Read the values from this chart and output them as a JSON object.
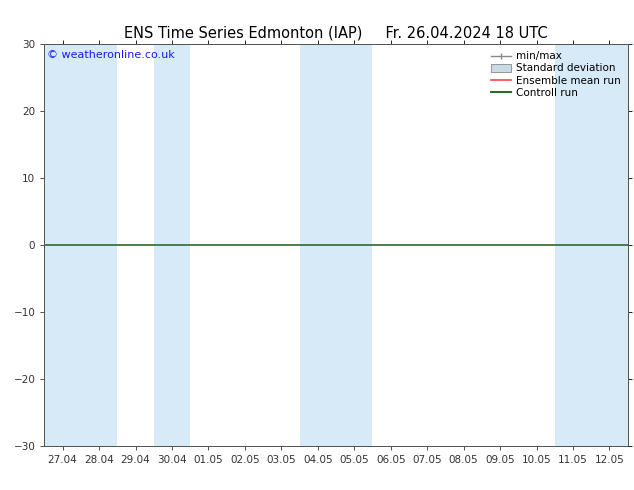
{
  "title_left": "ENS Time Series Edmonton (IAP)",
  "title_right": "Fr. 26.04.2024 18 UTC",
  "watermark": "© weatheronline.co.uk",
  "ylim": [
    -30,
    30
  ],
  "yticks": [
    -30,
    -20,
    -10,
    0,
    10,
    20,
    30
  ],
  "x_labels": [
    "27.04",
    "28.04",
    "29.04",
    "30.04",
    "01.05",
    "02.05",
    "03.05",
    "04.05",
    "05.05",
    "06.05",
    "07.05",
    "08.05",
    "09.05",
    "10.05",
    "11.05",
    "12.05"
  ],
  "shaded_columns": [
    0,
    1,
    3,
    7,
    8,
    14,
    15
  ],
  "shade_color": "#d6eaf8",
  "background_color": "#ffffff",
  "zero_line_color": "#2d6a2d",
  "title_fontsize": 10.5,
  "tick_fontsize": 7.5,
  "watermark_color": "#1a1aff",
  "watermark_fontsize": 8,
  "legend_fontsize": 7.5,
  "spine_color": "#555555",
  "ytick_color": "#333333"
}
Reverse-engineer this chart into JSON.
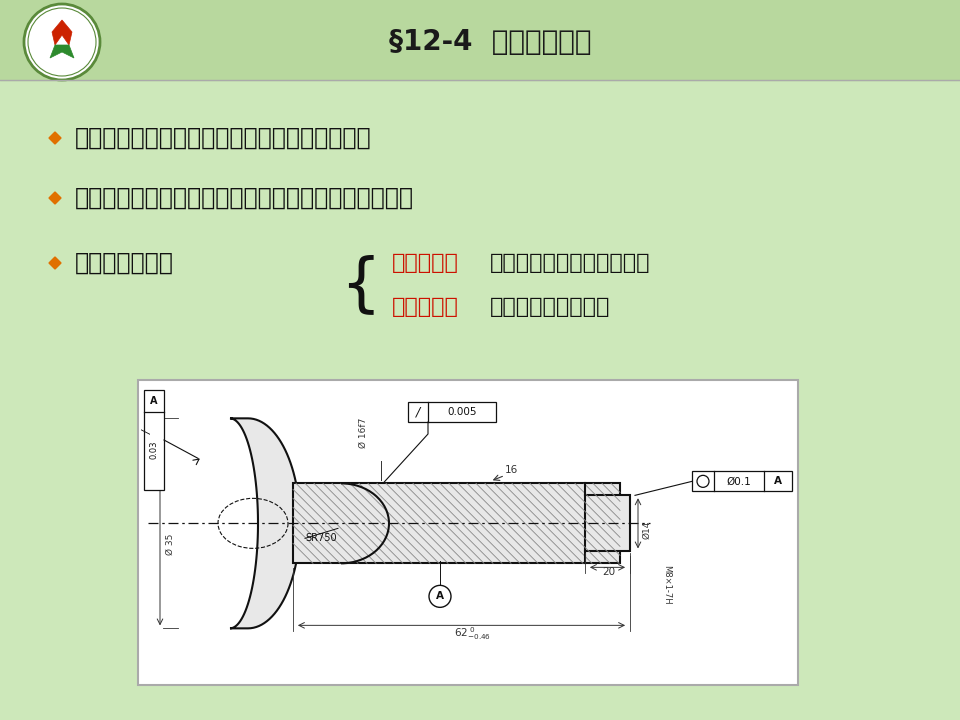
{
  "bg_color": "#cde8ba",
  "header_color": "#b8d89e",
  "title": "§12-4  零件加工质量",
  "title_fontsize": 20,
  "title_color": "#1a1a1a",
  "bullet_color": "#e07000",
  "text_color": "#111111",
  "red_color": "#cc1100",
  "b1": "每一种机械产品都是由相关的零件装配而成的。",
  "b2": "只有采用加工合格的零件，才能达到规定的性能要求。",
  "b3": "零件的加工质量",
  "line3_red1": "加工精度：",
  "line3_black1": "尺寸、形状、位置等要素。",
  "line3_red2": "表面质量：",
  "line3_black2": "微观表面粗糙程度。",
  "dim_color": "#333333",
  "line_color": "#111111",
  "white": "#ffffff",
  "hatch_color": "#555555",
  "gray_fill": "#e8e8e8"
}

● **GIVEN EXERCISE**:
Your copy should consist only of the lines from the line holding "Reverse-engineer this chart into JSON." through the final line of the listing above, both included, with all pictures omitted.

● **THE COMPLETED TASK**:
Reverse-engineer this chart into JSON.
{
  "bg_color": "#cde8ba",
  "header_color": "#b8d89e",
  "title": "§12-4  零件加工质量",
  "title_fontsize": 20,
  "title_color": "#1a1a1a",
  "bullet_color": "#e07000",
  "text_color": "#111111",
  "red_color": "#cc1100",
  "b1": "每一种机械产品都是由相关的零件装配而成的。",
  "b2": "只有采用加工合格的零件，才能达到规定的性能要求。",
  "b3": "零件的加工质量",
  "line3_red1": "加工精度：",
  "line3_black1": "尺寸、形状、位置等要素。",
  "line3_red2": "表面质量：",
  "line3_black2": "微观表面粗糙程度。",
  "dim_color": "#333333",
  "line_color": "#111111",
  "white": "#ffffff",
  "hatch_color": "#555555",
  "gray_fill": "#e8e8e8"
}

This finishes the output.